INSTRUCTION
Output the data word for word, dropping every image.
········
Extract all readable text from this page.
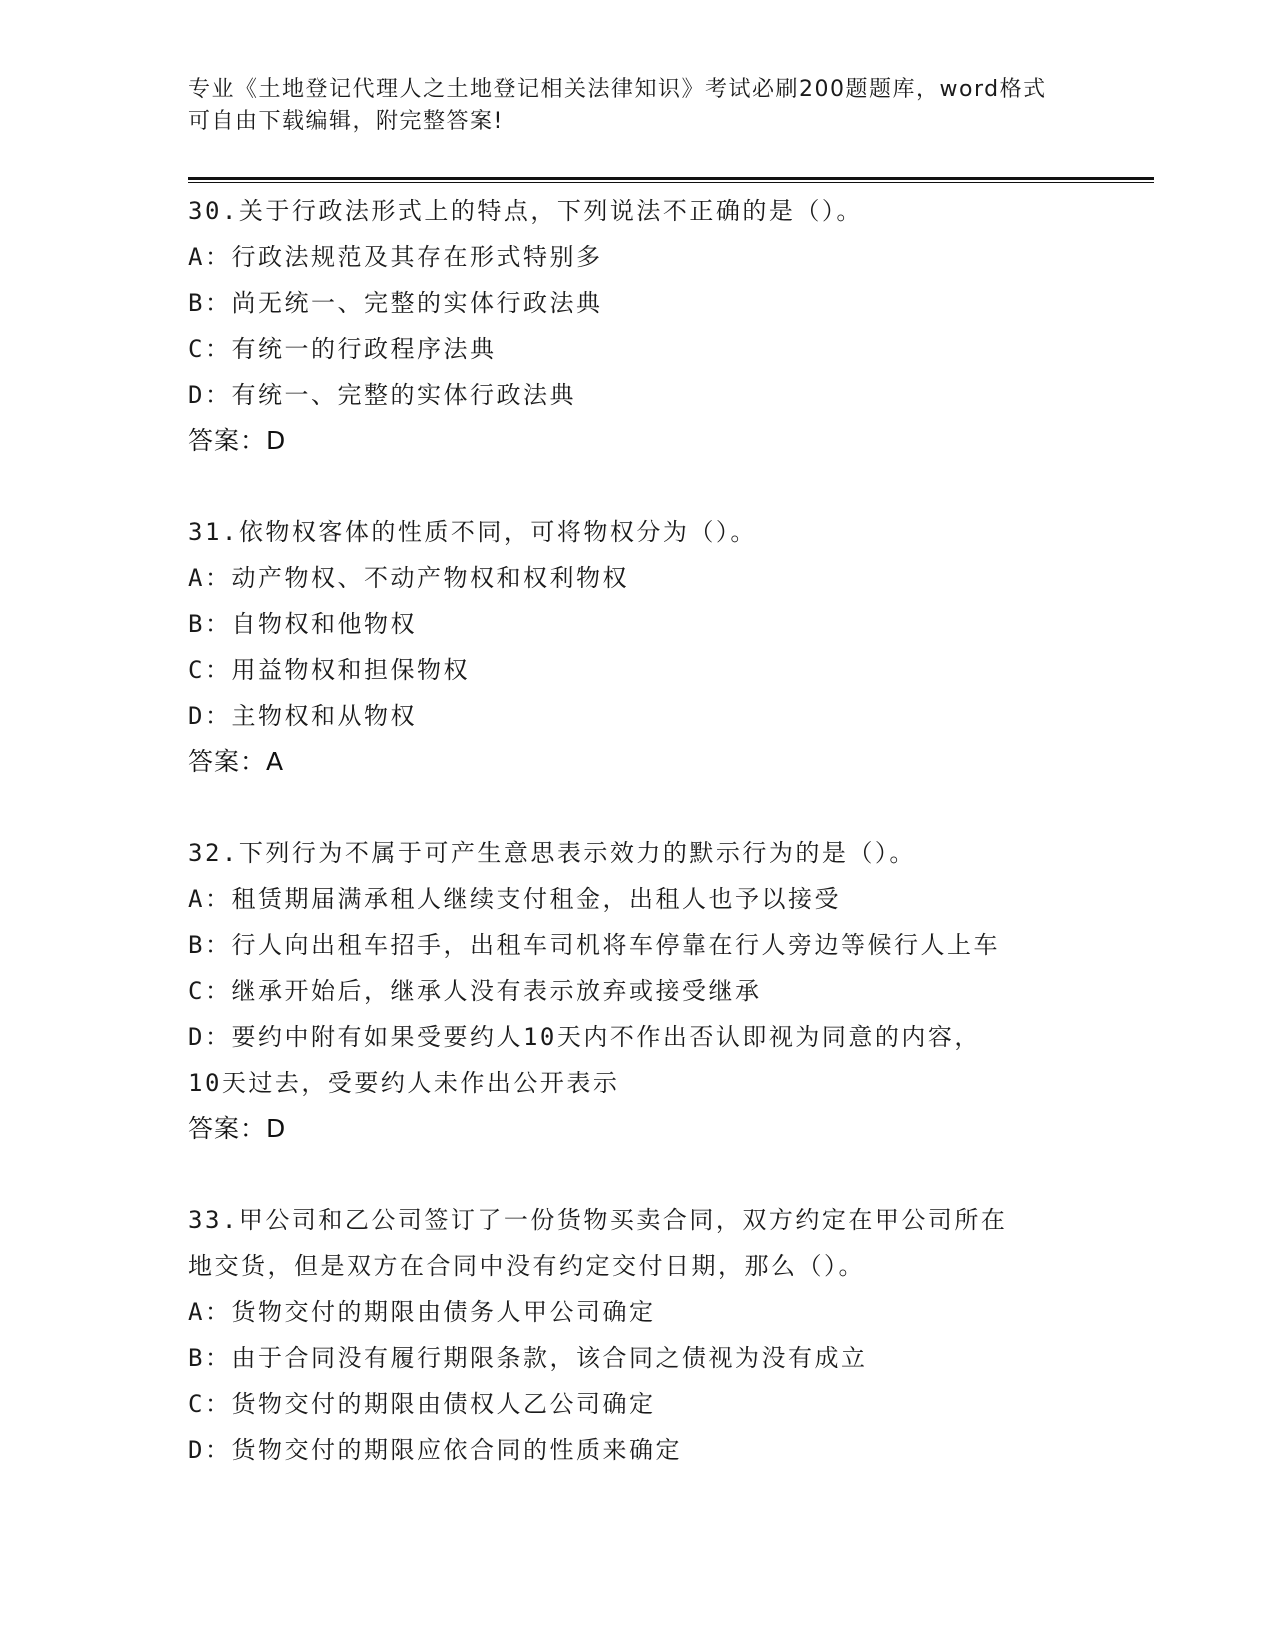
专业《土地登记代理人之土地登记相关法律知识》考试必刷200题题库，word格式可自由下载编辑，附完整答案!
30.关于行政法形式上的特点，下列说法不正确的是（）。
A：行政法规范及其存在形式特别多
B：尚无统一、完整的实体行政法典
C：有统一的行政程序法典
D：有统一、完整的实体行政法典
答案：D
31.依物权客体的性质不同，可将物权分为（）。
A：动产物权、不动产物权和权利物权
B：自物权和他物权
C：用益物权和担保物权
D：主物权和从物权
答案：A
32.下列行为不属于可产生意思表示效力的默示行为的是（）。
A：租赁期届满承租人继续支付租金，出租人也予以接受
B：行人向出租车招手，出租车司机将车停靠在行人旁边等候行人上车
C：继承开始后，继承人没有表示放弃或接受继承
D：要约中附有如果受要约人10天内不作出否认即视为同意的内容，
10天过去，受要约人未作出公开表示
答案：D
33.甲公司和乙公司签订了一份货物买卖合同，双方约定在甲公司所在
地交货，但是双方在合同中没有约定交付日期，那么（）。
A：货物交付的期限由债务人甲公司确定
B：由于合同没有履行期限条款，该合同之债视为没有成立
C：货物交付的期限由债权人乙公司确定
D：货物交付的期限应依合同的性质来确定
········
OUTPUT OF THE TASK
Extract all readable text from this page.
专业《土地登记代理人之土地登记相关法律知识》考试必刷200题题库，word格式可自由下载编辑，附完整答案!
30.关于行政法形式上的特点，下列说法不正确的是（）。
A：行政法规范及其存在形式特别多
B：尚无统一、完整的实体行政法典
C：有统一的行政程序法典
D：有统一、完整的实体行政法典
答案：D
31.依物权客体的性质不同，可将物权分为（）。
A：动产物权、不动产物权和权利物权
B：自物权和他物权
C：用益物权和担保物权
D：主物权和从物权
答案：A
32.下列行为不属于可产生意思表示效力的默示行为的是（）。
A：租赁期届满承租人继续支付租金，出租人也予以接受
B：行人向出租车招手，出租车司机将车停靠在行人旁边等候行人上车
C：继承开始后，继承人没有表示放弃或接受继承
D：要约中附有如果受要约人10天内不作出否认即视为同意的内容，
10天过去，受要约人未作出公开表示
答案：D
33.甲公司和乙公司签订了一份货物买卖合同，双方约定在甲公司所在
地交货，但是双方在合同中没有约定交付日期，那么（）。
A：货物交付的期限由债务人甲公司确定
B：由于合同没有履行期限条款，该合同之债视为没有成立
C：货物交付的期限由债权人乙公司确定
D：货物交付的期限应依合同的性质来确定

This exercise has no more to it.